Na jakie stężenie CO₂ narażeni są ludzie noszący maskę zakrywającą usta i nos? Pomiar stężenia CO₂ wewnątrz niewielkiej objętości maski twarzowej w trakcie jej używania stwarza problemy praktyczne, nie ma też znormalizowanych metod i procedur pozwalających to ocenić. Niemniej jednak w ciągu ostatnich kilku lat opublikowano kilka prac poświęconych temu zagadnieniu.

Niektóre z tych prac były krytykowane, ale często bezpodstawnie. Na przykład, niektórzy sprawdzający fakty twierdzili, że taka sama ilość CO₂ może się znaleźć w wydychanym powietrzu nawet gdy nie ma się założonej maski (www.reuters.com). Jest to prawda, ale trywialna. Badania wspomniane powyżej mierzyły ilość CO₂ we wdychanym powietrzu pod maskami twarzowymi; osoby sprawdzające fakty mierzyły powietrze wydychane. W innym przypadku osoby sprawdzające fakty posługiwały się a priori oświadczeniami “ekspertów”, w tym reportera sportowego.

Tymczasem badania, które opierają się na solidnych metodach kapnograficznych, które obliczają wdychany poziom CO₂ z objętości końcowooddechowej dwutlenku węgla w ściśle kontrolowanych warunkach, potwierdziły nasze ustalenia dotyczące podwyższonych poziomów CO₂ w maskach (journals.sagepub.com). Krótko mówiąc, istnieją mocne dowody na to, że osoby noszące maski twarzowe, zwłaszcza typu FFP2/N95, wdychają stężenie dwutlenku węgla kilkakrotnie wyższe od zalecanych limitów. Są to stężenia w zakresie ponad 5000 ppm, a często nawet ponad 10 000 ppm. Innymi słowy, maski mogą zwielokrotnić zewnętrzne stężenie CO₂ dziesięciokrotnie, o ile nie więcej.
==*==
§ Lista zadań:
a – Jakie stężenia dwutlenku węgla wdychają osoby w maskach według tekstu o CO₂ pod maskami?
b – W tekście o CO₂ pod maskami sprawdzający fakty twierdzą, że tyle samo CO₂ jest w wydychanym powietrzu bez maski. Wyjaśnij, dlaczego tekst uznaje to twierdzenie za prawdziwe, ale trywialne.
c – Zwróć bez zmian fragment tekstu o CO₂ pod maskami, zaczynając od słów „Niektóre z tych” i kończąc na słowach „tym reportera sportowego.”.

Wpisy pobrane ze zbioru:
==*==
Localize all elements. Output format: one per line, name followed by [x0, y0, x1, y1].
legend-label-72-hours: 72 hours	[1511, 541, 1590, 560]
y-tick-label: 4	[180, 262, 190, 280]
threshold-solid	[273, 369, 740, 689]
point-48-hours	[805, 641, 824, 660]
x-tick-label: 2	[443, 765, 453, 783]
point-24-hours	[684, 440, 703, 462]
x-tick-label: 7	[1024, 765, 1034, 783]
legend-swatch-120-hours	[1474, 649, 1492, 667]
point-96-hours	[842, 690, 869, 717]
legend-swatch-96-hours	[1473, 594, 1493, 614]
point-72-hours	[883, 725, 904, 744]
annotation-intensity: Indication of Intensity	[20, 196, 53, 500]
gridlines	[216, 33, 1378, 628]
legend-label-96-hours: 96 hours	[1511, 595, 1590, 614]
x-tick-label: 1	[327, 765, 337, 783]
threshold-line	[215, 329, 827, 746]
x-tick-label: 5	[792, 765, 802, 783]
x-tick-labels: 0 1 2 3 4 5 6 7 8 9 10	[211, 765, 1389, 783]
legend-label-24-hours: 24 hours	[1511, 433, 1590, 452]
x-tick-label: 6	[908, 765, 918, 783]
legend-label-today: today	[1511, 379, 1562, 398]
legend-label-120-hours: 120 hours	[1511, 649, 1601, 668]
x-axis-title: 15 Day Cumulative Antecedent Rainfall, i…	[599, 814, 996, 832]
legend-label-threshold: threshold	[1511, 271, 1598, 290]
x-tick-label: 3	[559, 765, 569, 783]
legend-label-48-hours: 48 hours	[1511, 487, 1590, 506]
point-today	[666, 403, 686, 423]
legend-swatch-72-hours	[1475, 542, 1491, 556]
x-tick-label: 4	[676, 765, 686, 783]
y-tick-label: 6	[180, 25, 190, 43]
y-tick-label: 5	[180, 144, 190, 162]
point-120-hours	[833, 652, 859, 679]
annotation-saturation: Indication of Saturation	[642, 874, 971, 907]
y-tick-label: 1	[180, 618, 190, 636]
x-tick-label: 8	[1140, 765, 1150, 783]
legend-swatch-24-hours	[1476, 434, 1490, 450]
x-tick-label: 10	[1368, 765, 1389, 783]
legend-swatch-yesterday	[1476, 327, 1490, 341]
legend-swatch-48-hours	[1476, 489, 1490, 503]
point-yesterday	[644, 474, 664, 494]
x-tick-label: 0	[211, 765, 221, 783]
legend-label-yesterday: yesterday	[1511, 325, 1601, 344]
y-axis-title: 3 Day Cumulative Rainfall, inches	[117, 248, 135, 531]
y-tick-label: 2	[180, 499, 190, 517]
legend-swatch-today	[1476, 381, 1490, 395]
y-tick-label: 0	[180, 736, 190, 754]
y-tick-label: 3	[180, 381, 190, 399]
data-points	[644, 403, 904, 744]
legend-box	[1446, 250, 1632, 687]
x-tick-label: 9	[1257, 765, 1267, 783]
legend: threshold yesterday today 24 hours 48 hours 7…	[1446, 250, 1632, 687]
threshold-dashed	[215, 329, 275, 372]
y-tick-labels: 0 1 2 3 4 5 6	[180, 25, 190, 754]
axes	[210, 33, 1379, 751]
==*==
§ Udzielone odpowiedzi:
a – Ponad 5000 ppm, a często nawet ponad 10 000 ppm.

b – Wspomniane badania mierzyły ilość CO₂ we wdychanym powietrzu pod maskami. Sprawdzający fakty mierzyli natomiast powietrze wydychane, więc mówili o czymś innym.

c –
Niektóre z tych prac były krytykowane, ale często bezpodstawnie. Na przykład, niektórzy sprawdzający fakty twierdzili, że taka sama ilość CO₂ może się znaleźć w wydychanym powietrzu nawet gdy nie ma się założonej maski (www.reuters.com). Jest to prawda, ale trywialna. Badania wspomniane powyżej mierzyły ilość CO₂ we wdychanym powietrzu pod maskami twarzowymi; osoby sprawdzające fakty mierzyły powietrze wydychane. W innym przypadku osoby sprawdzające fakty posługiwały się a priori oświadczeniami “ekspertów”, w tym reportera sportowego.